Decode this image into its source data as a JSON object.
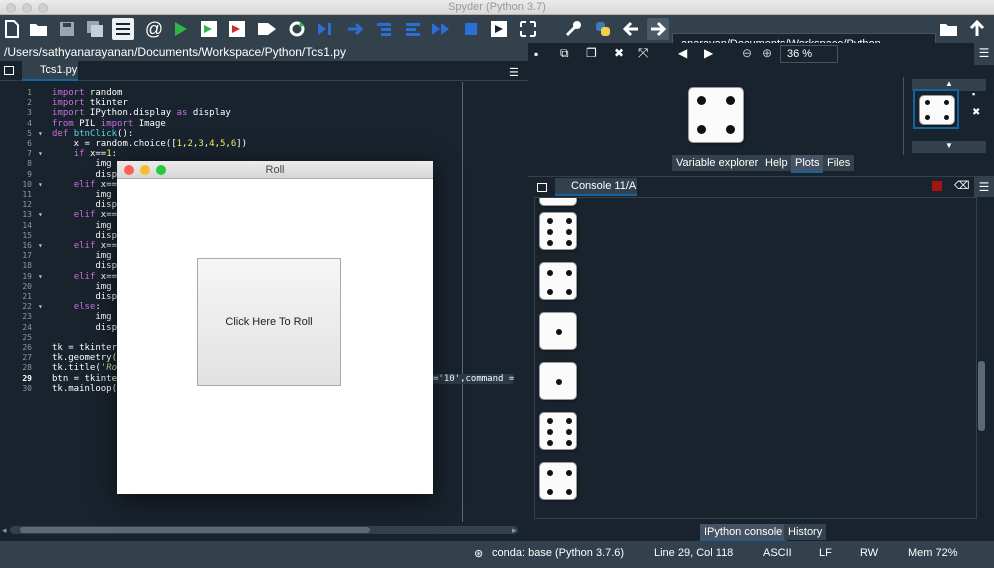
{
  "app": {
    "title": "Spyder (Python 3.7)"
  },
  "toolbar": {
    "icons": [
      "new-file",
      "open-file",
      "save",
      "save-all",
      "outline",
      "at-sign",
      "run",
      "run-cell",
      "run-cell-advance",
      "run-selection",
      "restart",
      "debug",
      "step",
      "step-into",
      "step-return",
      "continue",
      "stop",
      "maximize",
      "settings",
      "python",
      "back",
      "forward"
    ],
    "path": "anarayan/Documents/Workspace/Python"
  },
  "editor": {
    "file_path": "/Users/sathyanarayanan/Documents/Workspace/Python/Tcs1.py",
    "tab": "Tcs1.py",
    "line_numbers": [
      "1",
      "2",
      "3",
      "4",
      "5",
      "6",
      "7",
      "8",
      "9",
      "10",
      "11",
      "12",
      "13",
      "14",
      "15",
      "16",
      "17",
      "18",
      "19",
      "20",
      "21",
      "22",
      "23",
      "24",
      "25",
      "26",
      "27",
      "28",
      "29",
      "30"
    ],
    "active_line": "29",
    "hidden_tail": "='10',command ="
  },
  "roll_window": {
    "title": "Roll",
    "button": "Click Here To Roll"
  },
  "plots": {
    "zoom": "36 %",
    "tabs": [
      "Variable explorer",
      "Help",
      "Plots",
      "Files"
    ],
    "active_tab": "Plots"
  },
  "console": {
    "tab": "Console 11/A",
    "bottom_tabs": [
      "IPython console",
      "History"
    ],
    "dice": [
      6,
      4,
      1,
      1,
      6,
      4
    ]
  },
  "status": {
    "conda": "conda: base (Python 3.7.6)",
    "position": "Line 29, Col 118",
    "encoding": "ASCII",
    "eol": "LF",
    "perm": "RW",
    "mem": "Mem 72%"
  }
}
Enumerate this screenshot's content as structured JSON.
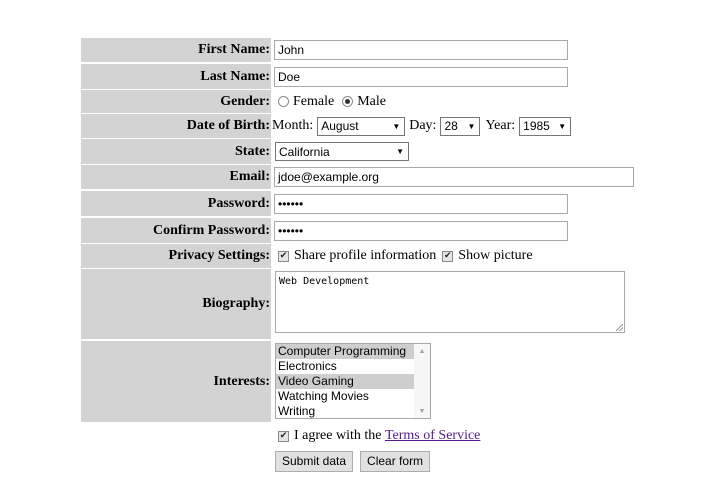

○ ○ ○ ○ ○

**Aim:** All of the material above should be reproduced exactly, except the pictures.

**Correct response:**
Decode this image into its source data as a JSON object.
{
  "app": {
    "title": "Spyder (Python 3.7)"
  },
  "toolbar": {
    "icons": [
      "new-file",
      "open-file",
      "save",
      "save-all",
      "outline",
      "at-sign",
      "run",
      "run-cell",
      "run-cell-advance",
      "run-selection",
      "restart",
      "debug",
      "step",
      "step-into",
      "step-return",
      "continue",
      "stop",
      "maximize",
      "settings",
      "python",
      "back",
      "forward"
    ],
    "path": "anarayan/Documents/Workspace/Python"
  },
  "editor": {
    "file_path": "/Users/sathyanarayanan/Documents/Workspace/Python/Tcs1.py",
    "tab": "Tcs1.py",
    "line_numbers": [
      "1",
      "2",
      "3",
      "4",
      "5",
      "6",
      "7",
      "8",
      "9",
      "10",
      "11",
      "12",
      "13",
      "14",
      "15",
      "16",
      "17",
      "18",
      "19",
      "20",
      "21",
      "22",
      "23",
      "24",
      "25",
      "26",
      "27",
      "28",
      "29",
      "30"
    ],
    "active_line": "29",
    "hidden_tail": "='10',command ="
  },
  "roll_window": {
    "title": "Roll",
    "button": "Click Here To Roll"
  },
  "plots": {
    "zoom": "36 %",
    "tabs": [
      "Variable explorer",
      "Help",
      "Plots",
      "Files"
    ],
    "active_tab": "Plots"
  },
  "console": {
    "tab": "Console 11/A",
    "bottom_tabs": [
      "IPython console",
      "History"
    ],
    "dice": [
      6,
      4,
      1,
      1,
      6,
      4
    ]
  },
  "status": {
    "conda": "conda: base (Python 3.7.6)",
    "position": "Line 29, Col 118",
    "encoding": "ASCII",
    "eol": "LF",
    "perm": "RW",
    "mem": "Mem 72%"
  }
}
Enumerate this screenshot's content as structured JSON.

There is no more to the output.